Input —
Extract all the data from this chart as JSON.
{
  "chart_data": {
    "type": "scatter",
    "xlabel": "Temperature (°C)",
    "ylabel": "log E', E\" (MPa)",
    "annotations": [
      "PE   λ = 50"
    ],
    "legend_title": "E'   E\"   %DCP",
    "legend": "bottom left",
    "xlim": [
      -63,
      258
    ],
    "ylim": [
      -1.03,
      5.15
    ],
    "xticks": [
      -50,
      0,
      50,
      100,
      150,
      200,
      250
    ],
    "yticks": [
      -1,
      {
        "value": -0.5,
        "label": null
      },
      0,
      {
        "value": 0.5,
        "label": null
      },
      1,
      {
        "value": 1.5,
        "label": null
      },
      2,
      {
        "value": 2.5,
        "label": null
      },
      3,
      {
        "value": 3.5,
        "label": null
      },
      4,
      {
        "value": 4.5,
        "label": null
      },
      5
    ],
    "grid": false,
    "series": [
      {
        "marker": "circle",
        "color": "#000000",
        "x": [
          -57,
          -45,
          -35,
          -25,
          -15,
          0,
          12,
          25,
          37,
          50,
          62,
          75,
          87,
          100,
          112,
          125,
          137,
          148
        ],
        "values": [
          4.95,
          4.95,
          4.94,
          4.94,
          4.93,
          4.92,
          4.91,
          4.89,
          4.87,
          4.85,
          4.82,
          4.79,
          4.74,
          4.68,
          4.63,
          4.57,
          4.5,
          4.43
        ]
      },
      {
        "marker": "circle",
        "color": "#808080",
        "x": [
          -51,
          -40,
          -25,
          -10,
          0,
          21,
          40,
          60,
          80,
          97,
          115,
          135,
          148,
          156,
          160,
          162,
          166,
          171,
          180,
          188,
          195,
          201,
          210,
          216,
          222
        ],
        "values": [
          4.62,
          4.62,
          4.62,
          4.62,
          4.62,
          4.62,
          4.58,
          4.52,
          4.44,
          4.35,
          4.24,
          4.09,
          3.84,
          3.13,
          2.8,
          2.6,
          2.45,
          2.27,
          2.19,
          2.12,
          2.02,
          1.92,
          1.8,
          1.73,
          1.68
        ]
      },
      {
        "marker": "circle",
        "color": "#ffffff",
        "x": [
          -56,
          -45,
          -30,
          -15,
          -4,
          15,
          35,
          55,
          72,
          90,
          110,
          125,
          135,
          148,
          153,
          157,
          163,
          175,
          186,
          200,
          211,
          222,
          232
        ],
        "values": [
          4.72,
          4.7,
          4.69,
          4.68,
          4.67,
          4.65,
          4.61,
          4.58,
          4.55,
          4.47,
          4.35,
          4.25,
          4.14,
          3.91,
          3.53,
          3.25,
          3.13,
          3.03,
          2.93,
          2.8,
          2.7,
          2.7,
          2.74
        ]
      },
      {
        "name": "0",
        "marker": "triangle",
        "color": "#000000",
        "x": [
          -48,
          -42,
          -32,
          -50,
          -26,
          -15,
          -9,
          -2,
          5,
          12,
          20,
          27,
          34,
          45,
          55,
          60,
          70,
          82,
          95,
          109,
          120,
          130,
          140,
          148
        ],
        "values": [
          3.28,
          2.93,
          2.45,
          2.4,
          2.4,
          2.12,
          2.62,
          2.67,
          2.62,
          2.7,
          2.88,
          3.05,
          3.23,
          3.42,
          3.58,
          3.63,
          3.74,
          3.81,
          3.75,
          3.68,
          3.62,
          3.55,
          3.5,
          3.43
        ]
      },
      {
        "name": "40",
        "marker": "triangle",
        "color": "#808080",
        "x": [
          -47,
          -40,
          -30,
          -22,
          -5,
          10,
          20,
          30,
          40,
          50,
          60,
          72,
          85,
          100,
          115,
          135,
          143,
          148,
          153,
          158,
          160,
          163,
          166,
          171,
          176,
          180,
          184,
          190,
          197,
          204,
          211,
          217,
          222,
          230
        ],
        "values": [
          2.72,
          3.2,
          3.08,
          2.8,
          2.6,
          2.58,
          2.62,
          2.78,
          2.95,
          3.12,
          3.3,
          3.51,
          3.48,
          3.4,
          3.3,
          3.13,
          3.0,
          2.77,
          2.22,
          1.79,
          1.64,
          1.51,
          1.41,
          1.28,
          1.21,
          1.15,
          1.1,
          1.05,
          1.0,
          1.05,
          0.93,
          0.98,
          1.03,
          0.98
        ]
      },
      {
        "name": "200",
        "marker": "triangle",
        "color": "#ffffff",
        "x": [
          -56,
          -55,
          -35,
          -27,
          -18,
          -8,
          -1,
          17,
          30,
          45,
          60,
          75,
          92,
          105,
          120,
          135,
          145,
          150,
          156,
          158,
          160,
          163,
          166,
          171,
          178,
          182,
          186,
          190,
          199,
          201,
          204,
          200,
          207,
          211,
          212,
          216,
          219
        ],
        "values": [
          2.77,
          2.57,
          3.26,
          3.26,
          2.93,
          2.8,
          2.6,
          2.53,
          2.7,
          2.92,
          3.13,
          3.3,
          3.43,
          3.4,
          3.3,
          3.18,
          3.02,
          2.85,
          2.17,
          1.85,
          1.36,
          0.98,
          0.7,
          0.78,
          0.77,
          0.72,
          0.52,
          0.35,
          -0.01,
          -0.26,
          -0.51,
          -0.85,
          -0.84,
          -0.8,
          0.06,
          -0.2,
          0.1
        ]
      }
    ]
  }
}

Instructions for the task — Reproduce each record shown above without altering a single word.

Written response —
Extract all the data from this chart as JSON.
{
  "chart_data": {
    "type": "scatter",
    "xlabel": "Temperature (°C)",
    "ylabel": "log E', E\" (MPa)",
    "annotations": [
      "PE   λ = 50"
    ],
    "legend_title": "E'   E\"   %DCP",
    "legend": "bottom left",
    "xlim": [
      -63,
      258
    ],
    "ylim": [
      -1.03,
      5.15
    ],
    "xticks": [
      -50,
      0,
      50,
      100,
      150,
      200,
      250
    ],
    "yticks": [
      -1,
      {
        "value": -0.5,
        "label": null
      },
      0,
      {
        "value": 0.5,
        "label": null
      },
      1,
      {
        "value": 1.5,
        "label": null
      },
      2,
      {
        "value": 2.5,
        "label": null
      },
      3,
      {
        "value": 3.5,
        "label": null
      },
      4,
      {
        "value": 4.5,
        "label": null
      },
      5
    ],
    "grid": false,
    "series": [
      {
        "marker": "circle",
        "color": "#000000",
        "x": [
          -57,
          -45,
          -35,
          -25,
          -15,
          0,
          12,
          25,
          37,
          50,
          62,
          75,
          87,
          100,
          112,
          125,
          137,
          148
        ],
        "values": [
          4.95,
          4.95,
          4.94,
          4.94,
          4.93,
          4.92,
          4.91,
          4.89,
          4.87,
          4.85,
          4.82,
          4.79,
          4.74,
          4.68,
          4.63,
          4.57,
          4.5,
          4.43
        ]
      },
      {
        "marker": "circle",
        "color": "#808080",
        "x": [
          -51,
          -40,
          -25,
          -10,
          0,
          21,
          40,
          60,
          80,
          97,
          115,
          135,
          148,
          156,
          160,
          162,
          166,
          171,
          180,
          188,
          195,
          201,
          210,
          216,
          222
        ],
        "values": [
          4.62,
          4.62,
          4.62,
          4.62,
          4.62,
          4.62,
          4.58,
          4.52,
          4.44,
          4.35,
          4.24,
          4.09,
          3.84,
          3.13,
          2.8,
          2.6,
          2.45,
          2.27,
          2.19,
          2.12,
          2.02,
          1.92,
          1.8,
          1.73,
          1.68
        ]
      },
      {
        "marker": "circle",
        "color": "#ffffff",
        "x": [
          -56,
          -45,
          -30,
          -15,
          -4,
          15,
          35,
          55,
          72,
          90,
          110,
          125,
          135,
          148,
          153,
          157,
          163,
          175,
          186,
          200,
          211,
          222,
          232
        ],
        "values": [
          4.72,
          4.7,
          4.69,
          4.68,
          4.67,
          4.65,
          4.61,
          4.58,
          4.55,
          4.47,
          4.35,
          4.25,
          4.14,
          3.91,
          3.53,
          3.25,
          3.13,
          3.03,
          2.93,
          2.8,
          2.7,
          2.7,
          2.74
        ]
      },
      {
        "name": "0",
        "marker": "triangle",
        "color": "#000000",
        "x": [
          -48,
          -42,
          -32,
          -50,
          -26,
          -15,
          -9,
          -2,
          5,
          12,
          20,
          27,
          34,
          45,
          55,
          60,
          70,
          82,
          95,
          109,
          120,
          130,
          140,
          148
        ],
        "values": [
          3.28,
          2.93,
          2.45,
          2.4,
          2.4,
          2.12,
          2.62,
          2.67,
          2.62,
          2.7,
          2.88,
          3.05,
          3.23,
          3.42,
          3.58,
          3.63,
          3.74,
          3.81,
          3.75,
          3.68,
          3.62,
          3.55,
          3.5,
          3.43
        ]
      },
      {
        "name": "40",
        "marker": "triangle",
        "color": "#808080",
        "x": [
          -47,
          -40,
          -30,
          -22,
          -5,
          10,
          20,
          30,
          40,
          50,
          60,
          72,
          85,
          100,
          115,
          135,
          143,
          148,
          153,
          158,
          160,
          163,
          166,
          171,
          176,
          180,
          184,
          190,
          197,
          204,
          211,
          217,
          222,
          230
        ],
        "values": [
          2.72,
          3.2,
          3.08,
          2.8,
          2.6,
          2.58,
          2.62,
          2.78,
          2.95,
          3.12,
          3.3,
          3.51,
          3.48,
          3.4,
          3.3,
          3.13,
          3.0,
          2.77,
          2.22,
          1.79,
          1.64,
          1.51,
          1.41,
          1.28,
          1.21,
          1.15,
          1.1,
          1.05,
          1.0,
          1.05,
          0.93,
          0.98,
          1.03,
          0.98
        ]
      },
      {
        "name": "200",
        "marker": "triangle",
        "color": "#ffffff",
        "x": [
          -56,
          -55,
          -35,
          -27,
          -18,
          -8,
          -1,
          17,
          30,
          45,
          60,
          75,
          92,
          105,
          120,
          135,
          145,
          150,
          156,
          158,
          160,
          163,
          166,
          171,
          178,
          182,
          186,
          190,
          199,
          201,
          204,
          200,
          207,
          211,
          212,
          216,
          219
        ],
        "values": [
          2.77,
          2.57,
          3.26,
          3.26,
          2.93,
          2.8,
          2.6,
          2.53,
          2.7,
          2.92,
          3.13,
          3.3,
          3.43,
          3.4,
          3.3,
          3.18,
          3.02,
          2.85,
          2.17,
          1.85,
          1.36,
          0.98,
          0.7,
          0.78,
          0.77,
          0.72,
          0.52,
          0.35,
          -0.01,
          -0.26,
          -0.51,
          -0.85,
          -0.84,
          -0.8,
          0.06,
          -0.2,
          0.1
        ]
      }
    ]
  }
}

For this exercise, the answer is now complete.